What you need to do: Tell how many lines in the data below include the word "Null". The answer is the number only.

Data excerpts:
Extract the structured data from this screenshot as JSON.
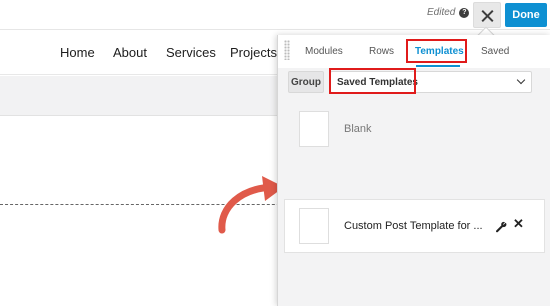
{
  "topbar": {
    "edited_label": "Edited",
    "help_icon_glyph": "?",
    "done_label": "Done"
  },
  "site_nav": {
    "items": [
      "Home",
      "About",
      "Services",
      "Projects"
    ]
  },
  "panel": {
    "tabs": [
      {
        "label": "Modules"
      },
      {
        "label": "Rows"
      },
      {
        "label": "Templates",
        "active": true
      },
      {
        "label": "Saved"
      }
    ],
    "group_label": "Group",
    "select_value": "Saved Templates",
    "templates": [
      {
        "label": "Blank"
      },
      {
        "label": "Custom Post Template for ..."
      }
    ]
  },
  "colors": {
    "accent": "#0e90d2",
    "highlight": "#e01b1b",
    "arrow": "#e05a4a"
  },
  "icons": {
    "help": "question-circle-icon",
    "close": "close-icon",
    "dropdown": "chevron-down-icon",
    "edit": "wrench-icon",
    "delete": "x-icon",
    "drag": "drag-handle-icon"
  }
}
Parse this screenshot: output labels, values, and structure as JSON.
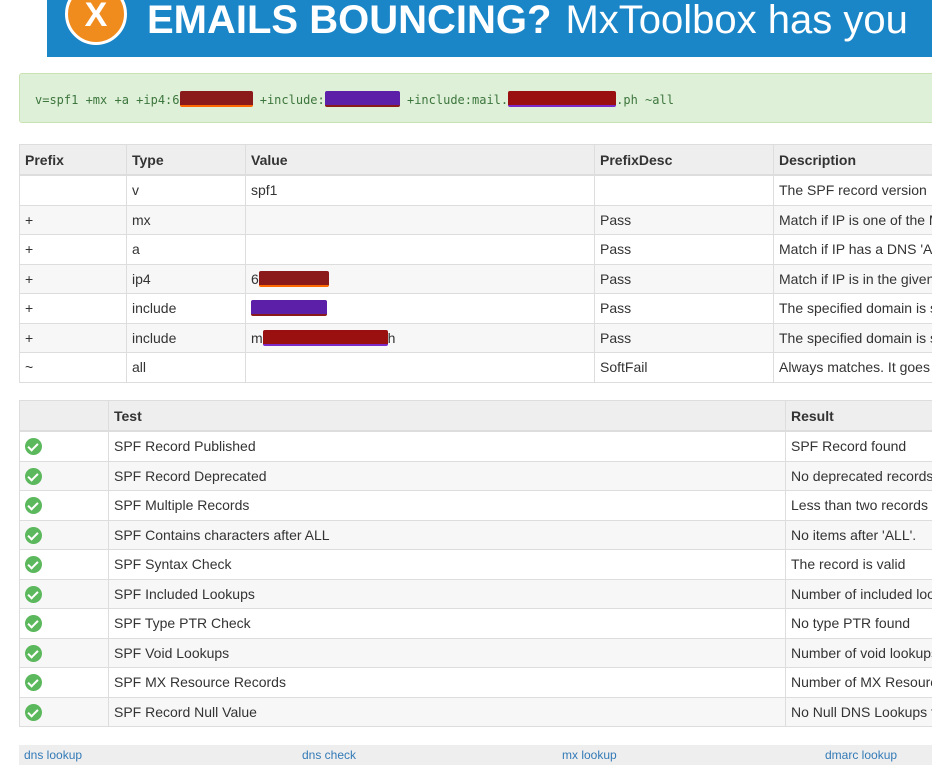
{
  "banner": {
    "logo_letter": "X",
    "headline_bold": "EMAILS BOUNCING?",
    "headline_rest": "MxToolbox has you"
  },
  "spf_record": {
    "part1": "v=spf1 +mx +a +ip4:6",
    "part2": " +include:",
    "part3": " +include:mail.",
    "part4": ".ph ~all"
  },
  "mechanisms": {
    "headers": [
      "Prefix",
      "Type",
      "Value",
      "PrefixDesc",
      "Description"
    ],
    "rows": [
      {
        "prefix": "",
        "type": "v",
        "value": "spf1",
        "desc": "",
        "description": "The SPF record version"
      },
      {
        "prefix": "+",
        "type": "mx",
        "value": "",
        "desc": "Pass",
        "description": "Match if IP is one of the MX"
      },
      {
        "prefix": "+",
        "type": "a",
        "value": "",
        "desc": "Pass",
        "description": "Match if IP has a DNS 'A' r"
      },
      {
        "prefix": "+",
        "type": "ip4",
        "value": "6",
        "desc": "Pass",
        "description": "Match if IP is in the given r"
      },
      {
        "prefix": "+",
        "type": "include",
        "value": "",
        "desc": "Pass",
        "description": "The specified domain is se"
      },
      {
        "prefix": "+",
        "type": "include",
        "value": "m",
        "value_suffix": "h",
        "desc": "Pass",
        "description": "The specified domain is se"
      },
      {
        "prefix": "~",
        "type": "all",
        "value": "",
        "desc": "SoftFail",
        "description": "Always matches. It goes at"
      }
    ]
  },
  "tests": {
    "headers": [
      "",
      "Test",
      "Result"
    ],
    "rows": [
      {
        "test": "SPF Record Published",
        "result": "SPF Record found"
      },
      {
        "test": "SPF Record Deprecated",
        "result": "No deprecated records fo"
      },
      {
        "test": "SPF Multiple Records",
        "result": "Less than two records fo"
      },
      {
        "test": "SPF Contains characters after ALL",
        "result": "No items after 'ALL'."
      },
      {
        "test": "SPF Syntax Check",
        "result": "The record is valid"
      },
      {
        "test": "SPF Included Lookups",
        "result": "Number of included looku"
      },
      {
        "test": "SPF Type PTR Check",
        "result": "No type PTR found"
      },
      {
        "test": "SPF Void Lookups",
        "result": "Number of void lookups i"
      },
      {
        "test": "SPF MX Resource Records",
        "result": "Number of MX Resource"
      },
      {
        "test": "SPF Record Null Value",
        "result": "No Null DNS Lookups fo"
      }
    ]
  },
  "footer_links": [
    "dns lookup",
    "dns check",
    "mx lookup",
    "dmarc lookup"
  ],
  "colors": {
    "pass_icon": "#5cb85c",
    "record_box": "#dff0d8",
    "banner": "#1a86c8",
    "link": "#337ab7"
  }
}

Answer in full: 2